• SOURCE MATERIAL

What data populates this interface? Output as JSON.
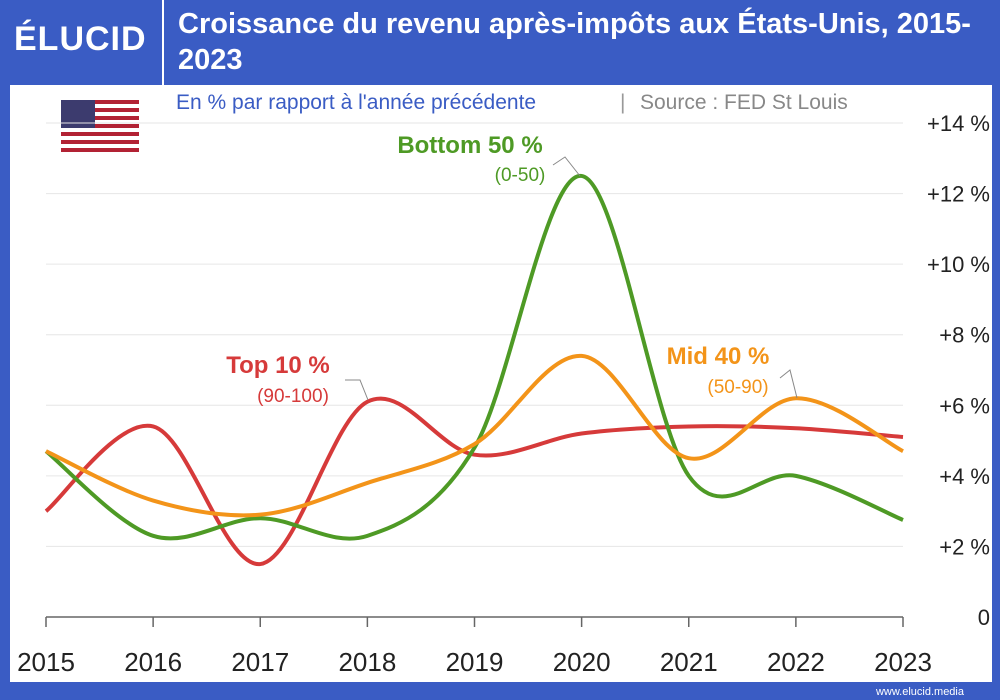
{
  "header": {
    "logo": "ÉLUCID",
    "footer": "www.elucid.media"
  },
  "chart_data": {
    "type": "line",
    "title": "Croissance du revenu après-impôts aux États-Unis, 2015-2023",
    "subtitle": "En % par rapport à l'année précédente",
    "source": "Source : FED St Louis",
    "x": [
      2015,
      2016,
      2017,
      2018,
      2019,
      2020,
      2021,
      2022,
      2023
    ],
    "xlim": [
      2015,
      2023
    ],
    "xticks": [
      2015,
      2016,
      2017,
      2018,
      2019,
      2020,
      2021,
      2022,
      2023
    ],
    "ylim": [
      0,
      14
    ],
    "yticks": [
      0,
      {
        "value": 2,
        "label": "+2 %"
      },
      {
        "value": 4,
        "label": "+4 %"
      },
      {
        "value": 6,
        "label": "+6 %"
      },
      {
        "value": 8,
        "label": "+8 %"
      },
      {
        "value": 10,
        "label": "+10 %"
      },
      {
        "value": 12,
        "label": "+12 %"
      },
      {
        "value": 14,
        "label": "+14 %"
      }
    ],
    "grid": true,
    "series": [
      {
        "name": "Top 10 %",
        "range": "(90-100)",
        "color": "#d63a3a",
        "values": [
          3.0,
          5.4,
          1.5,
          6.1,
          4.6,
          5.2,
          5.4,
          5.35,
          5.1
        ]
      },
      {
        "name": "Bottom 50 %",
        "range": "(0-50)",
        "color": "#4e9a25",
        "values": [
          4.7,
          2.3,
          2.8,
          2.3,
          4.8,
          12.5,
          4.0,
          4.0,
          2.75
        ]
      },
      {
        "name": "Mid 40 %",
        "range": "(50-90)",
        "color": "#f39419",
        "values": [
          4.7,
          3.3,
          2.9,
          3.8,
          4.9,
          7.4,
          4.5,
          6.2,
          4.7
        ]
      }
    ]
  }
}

• WHAT THIS TASK INVOLVES
Copy all lines of the material above where the string "color" occurs.

• THE RESPONSE
        "color": "#d63a3a",
        "color": "#4e9a25",
        "color": "#f39419",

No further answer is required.